YOUR TASK ▸ Only a number is wanted here: the number of lines of the data that include "التخزين".

EXCERPTED DATA ▸
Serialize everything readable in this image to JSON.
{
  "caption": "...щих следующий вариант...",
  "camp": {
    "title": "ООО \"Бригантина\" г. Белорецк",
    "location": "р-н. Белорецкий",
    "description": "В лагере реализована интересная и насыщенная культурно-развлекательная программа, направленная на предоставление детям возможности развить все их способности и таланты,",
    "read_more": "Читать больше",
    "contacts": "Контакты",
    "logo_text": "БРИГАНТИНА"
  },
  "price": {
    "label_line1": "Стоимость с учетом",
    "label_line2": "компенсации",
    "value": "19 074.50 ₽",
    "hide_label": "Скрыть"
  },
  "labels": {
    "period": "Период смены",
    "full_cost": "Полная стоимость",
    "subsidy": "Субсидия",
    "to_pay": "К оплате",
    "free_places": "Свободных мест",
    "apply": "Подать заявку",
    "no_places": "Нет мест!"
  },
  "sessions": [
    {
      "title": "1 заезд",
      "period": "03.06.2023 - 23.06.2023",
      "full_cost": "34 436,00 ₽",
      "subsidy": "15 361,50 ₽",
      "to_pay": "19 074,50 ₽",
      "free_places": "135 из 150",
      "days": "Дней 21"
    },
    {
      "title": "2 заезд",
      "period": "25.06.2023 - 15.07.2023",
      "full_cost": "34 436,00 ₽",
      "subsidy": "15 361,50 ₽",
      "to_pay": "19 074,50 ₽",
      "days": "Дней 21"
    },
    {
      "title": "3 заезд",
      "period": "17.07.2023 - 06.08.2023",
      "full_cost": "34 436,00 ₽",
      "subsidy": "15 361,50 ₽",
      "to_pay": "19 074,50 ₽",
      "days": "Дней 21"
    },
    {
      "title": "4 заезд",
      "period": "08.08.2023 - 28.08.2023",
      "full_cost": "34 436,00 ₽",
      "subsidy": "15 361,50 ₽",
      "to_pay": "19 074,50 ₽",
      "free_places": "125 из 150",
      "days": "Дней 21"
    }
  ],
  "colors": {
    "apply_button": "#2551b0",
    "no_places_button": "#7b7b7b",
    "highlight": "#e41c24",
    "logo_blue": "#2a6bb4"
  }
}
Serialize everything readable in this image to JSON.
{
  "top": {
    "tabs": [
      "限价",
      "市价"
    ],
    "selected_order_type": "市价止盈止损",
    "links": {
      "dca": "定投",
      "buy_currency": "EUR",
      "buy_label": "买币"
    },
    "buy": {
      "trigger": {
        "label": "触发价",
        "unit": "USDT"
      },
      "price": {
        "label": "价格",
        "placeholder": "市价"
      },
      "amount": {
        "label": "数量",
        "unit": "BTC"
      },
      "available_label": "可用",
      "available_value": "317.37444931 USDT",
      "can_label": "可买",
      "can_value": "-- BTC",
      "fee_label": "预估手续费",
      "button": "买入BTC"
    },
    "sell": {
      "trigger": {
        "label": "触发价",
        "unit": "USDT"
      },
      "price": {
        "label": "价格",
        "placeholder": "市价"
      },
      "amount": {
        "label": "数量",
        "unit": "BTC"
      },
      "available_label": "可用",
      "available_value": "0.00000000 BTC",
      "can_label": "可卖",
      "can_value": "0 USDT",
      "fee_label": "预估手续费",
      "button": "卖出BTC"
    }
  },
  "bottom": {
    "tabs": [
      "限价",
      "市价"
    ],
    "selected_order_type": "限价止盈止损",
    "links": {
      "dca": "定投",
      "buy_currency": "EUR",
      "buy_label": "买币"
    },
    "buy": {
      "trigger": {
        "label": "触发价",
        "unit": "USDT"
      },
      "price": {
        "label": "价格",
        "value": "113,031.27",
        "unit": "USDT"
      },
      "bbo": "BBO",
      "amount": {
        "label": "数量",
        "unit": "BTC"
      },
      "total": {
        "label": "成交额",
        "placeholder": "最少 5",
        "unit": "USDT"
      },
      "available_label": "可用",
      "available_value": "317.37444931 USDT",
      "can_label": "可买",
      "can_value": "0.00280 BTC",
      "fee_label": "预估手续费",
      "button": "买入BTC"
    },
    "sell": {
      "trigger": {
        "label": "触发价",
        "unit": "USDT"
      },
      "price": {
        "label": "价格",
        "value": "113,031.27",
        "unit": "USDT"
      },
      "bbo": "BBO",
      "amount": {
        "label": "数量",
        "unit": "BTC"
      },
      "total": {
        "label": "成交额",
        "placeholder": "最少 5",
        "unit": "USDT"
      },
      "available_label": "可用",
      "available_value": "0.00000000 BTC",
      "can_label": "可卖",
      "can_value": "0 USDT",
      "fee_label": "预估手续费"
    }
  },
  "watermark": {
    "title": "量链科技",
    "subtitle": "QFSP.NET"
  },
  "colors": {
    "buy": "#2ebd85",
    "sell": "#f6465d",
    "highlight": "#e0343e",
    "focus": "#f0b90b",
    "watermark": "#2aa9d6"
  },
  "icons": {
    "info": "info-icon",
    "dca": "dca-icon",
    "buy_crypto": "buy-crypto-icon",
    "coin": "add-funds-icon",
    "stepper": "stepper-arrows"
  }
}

...

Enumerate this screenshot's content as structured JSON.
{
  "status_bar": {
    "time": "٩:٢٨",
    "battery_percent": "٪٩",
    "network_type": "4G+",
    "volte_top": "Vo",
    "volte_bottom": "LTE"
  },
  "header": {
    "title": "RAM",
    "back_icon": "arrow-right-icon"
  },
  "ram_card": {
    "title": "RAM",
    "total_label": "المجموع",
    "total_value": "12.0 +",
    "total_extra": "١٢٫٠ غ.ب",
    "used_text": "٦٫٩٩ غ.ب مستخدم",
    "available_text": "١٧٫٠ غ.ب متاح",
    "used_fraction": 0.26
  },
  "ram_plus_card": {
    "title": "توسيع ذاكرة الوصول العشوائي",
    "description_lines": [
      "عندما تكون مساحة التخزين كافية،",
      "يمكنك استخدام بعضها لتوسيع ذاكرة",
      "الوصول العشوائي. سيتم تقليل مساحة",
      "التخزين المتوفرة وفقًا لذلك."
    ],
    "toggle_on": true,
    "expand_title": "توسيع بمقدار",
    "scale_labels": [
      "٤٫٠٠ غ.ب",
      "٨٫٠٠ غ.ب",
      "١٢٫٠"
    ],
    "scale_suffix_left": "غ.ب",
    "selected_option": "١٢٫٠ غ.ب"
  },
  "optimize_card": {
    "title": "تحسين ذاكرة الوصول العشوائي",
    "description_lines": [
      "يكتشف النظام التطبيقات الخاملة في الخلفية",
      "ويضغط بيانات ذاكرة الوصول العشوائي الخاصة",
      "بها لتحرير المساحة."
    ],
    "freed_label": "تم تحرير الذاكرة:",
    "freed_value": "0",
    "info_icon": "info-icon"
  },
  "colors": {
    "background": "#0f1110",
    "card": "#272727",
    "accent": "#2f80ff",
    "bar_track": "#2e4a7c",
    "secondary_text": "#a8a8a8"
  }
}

ANSWER TO THE PROBLEM ▸ 2